"""

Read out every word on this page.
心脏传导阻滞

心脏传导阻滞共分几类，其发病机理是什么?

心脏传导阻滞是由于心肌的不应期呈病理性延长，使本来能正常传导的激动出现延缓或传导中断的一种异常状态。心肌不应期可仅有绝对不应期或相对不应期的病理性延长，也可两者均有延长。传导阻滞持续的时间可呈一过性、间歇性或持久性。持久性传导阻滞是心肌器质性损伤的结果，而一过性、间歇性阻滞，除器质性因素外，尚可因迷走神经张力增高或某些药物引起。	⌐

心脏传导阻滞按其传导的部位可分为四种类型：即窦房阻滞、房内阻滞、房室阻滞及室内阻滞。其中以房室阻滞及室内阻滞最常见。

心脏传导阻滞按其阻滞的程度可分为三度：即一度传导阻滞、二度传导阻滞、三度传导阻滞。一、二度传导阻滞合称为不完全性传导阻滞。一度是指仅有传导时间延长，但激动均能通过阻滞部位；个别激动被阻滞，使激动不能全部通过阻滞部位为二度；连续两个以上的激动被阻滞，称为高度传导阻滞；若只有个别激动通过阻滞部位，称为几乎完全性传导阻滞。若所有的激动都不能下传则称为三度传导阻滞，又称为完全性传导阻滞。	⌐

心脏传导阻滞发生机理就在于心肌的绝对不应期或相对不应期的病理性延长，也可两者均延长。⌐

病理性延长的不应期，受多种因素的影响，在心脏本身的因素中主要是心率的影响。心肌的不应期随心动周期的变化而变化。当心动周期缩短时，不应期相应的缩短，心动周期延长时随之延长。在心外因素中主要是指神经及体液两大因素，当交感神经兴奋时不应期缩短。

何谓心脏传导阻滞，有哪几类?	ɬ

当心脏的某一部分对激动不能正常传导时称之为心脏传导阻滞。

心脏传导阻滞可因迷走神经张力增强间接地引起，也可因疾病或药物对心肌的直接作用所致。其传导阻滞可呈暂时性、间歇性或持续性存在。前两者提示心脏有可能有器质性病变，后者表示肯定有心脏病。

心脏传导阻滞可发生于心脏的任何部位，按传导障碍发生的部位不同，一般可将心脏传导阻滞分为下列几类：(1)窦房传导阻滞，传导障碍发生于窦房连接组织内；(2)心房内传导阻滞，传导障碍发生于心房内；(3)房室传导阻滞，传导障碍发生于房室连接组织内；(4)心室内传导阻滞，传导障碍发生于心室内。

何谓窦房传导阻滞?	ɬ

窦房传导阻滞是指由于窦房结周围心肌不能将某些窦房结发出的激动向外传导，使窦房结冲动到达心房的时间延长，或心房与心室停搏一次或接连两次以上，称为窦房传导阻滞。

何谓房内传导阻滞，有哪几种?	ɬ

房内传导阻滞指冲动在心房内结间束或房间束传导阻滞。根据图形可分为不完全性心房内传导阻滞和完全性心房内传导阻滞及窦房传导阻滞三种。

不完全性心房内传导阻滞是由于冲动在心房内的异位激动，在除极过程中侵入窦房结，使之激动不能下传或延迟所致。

"""

# Problem description:
Transcribe every entry word for word.

# Answer:
Read out every word on this page.
心脏传导阻滞

心脏传导阻滞共分几类，其发病机理是什么?

心脏传导阻滞是由于心肌的不应期呈病理性延长，使本来能正常传导的激动出现延缓或传导中断的一种异常状态。心肌不应期可仅有绝对不应期或相对不应期的病理性延长，也可两者均有延长。传导阻滞持续的时间可呈一过性、间歇性或持久性。持久性传导阻滞是心肌器质性损伤的结果，而一过性、间歇性阻滞，除器质性因素外，尚可因迷走神经张力增高或某些药物引起。	⌐

心脏传导阻滞按其传导的部位可分为四种类型：即窦房阻滞、房内阻滞、房室阻滞及室内阻滞。其中以房室阻滞及室内阻滞最常见。

心脏传导阻滞按其阻滞的程度可分为三度：即一度传导阻滞、二度传导阻滞、三度传导阻滞。一、二度传导阻滞合称为不完全性传导阻滞。一度是指仅有传导时间延长，但激动均能通过阻滞部位；个别激动被阻滞，使激动不能全部通过阻滞部位为二度；连续两个以上的激动被阻滞，称为高度传导阻滞；若只有个别激动通过阻滞部位，称为几乎完全性传导阻滞。若所有的激动都不能下传则称为三度传导阻滞，又称为完全性传导阻滞。	⌐

心脏传导阻滞发生机理就在于心肌的绝对不应期或相对不应期的病理性延长，也可两者均延长。⌐

病理性延长的不应期，受多种因素的影响，在心脏本身的因素中主要是心率的影响。心肌的不应期随心动周期的变化而变化。当心动周期缩短时，不应期相应的缩短，心动周期延长时随之延长。在心外因素中主要是指神经及体液两大因素，当交感神经兴奋时不应期缩短。

何谓心脏传导阻滞，有哪几类?	ɬ

当心脏的某一部分对激动不能正常传导时称之为心脏传导阻滞。

心脏传导阻滞可因迷走神经张力增强间接地引起，也可因疾病或药物对心肌的直接作用所致。其传导阻滞可呈暂时性、间歇性或持续性存在。前两者提示心脏有可能有器质性病变，后者表示肯定有心脏病。

心脏传导阻滞可发生于心脏的任何部位，按传导障碍发生的部位不同，一般可将心脏传导阻滞分为下列几类：(1)窦房传导阻滞，传导障碍发生于窦房连接组织内；(2)心房内传导阻滞，传导障碍发生于心房内；(3)房室传导阻滞，传导障碍发生于房室连接组织内；(4)心室内传导阻滞，传导障碍发生于心室内。

何谓窦房传导阻滞?	ɬ

窦房传导阻滞是指由于窦房结周围心肌不能将某些窦房结发出的激动向外传导，使窦房结冲动到达心房的时间延长，或心房与心室停搏一次或接连两次以上，称为窦房传导阻滞。

何谓房内传导阻滞，有哪几种?	ɬ

房内传导阻滞指冲动在心房内结间束或房间束传导阻滞。根据图形可分为不完全性心房内传导阻滞和完全性心房内传导阻滞及窦房传导阻滞三种。

不完全性心房内传导阻滞是由于冲动在心房内的异位激动，在除极过程中侵入窦房结，使之激动不能下传或延迟所致。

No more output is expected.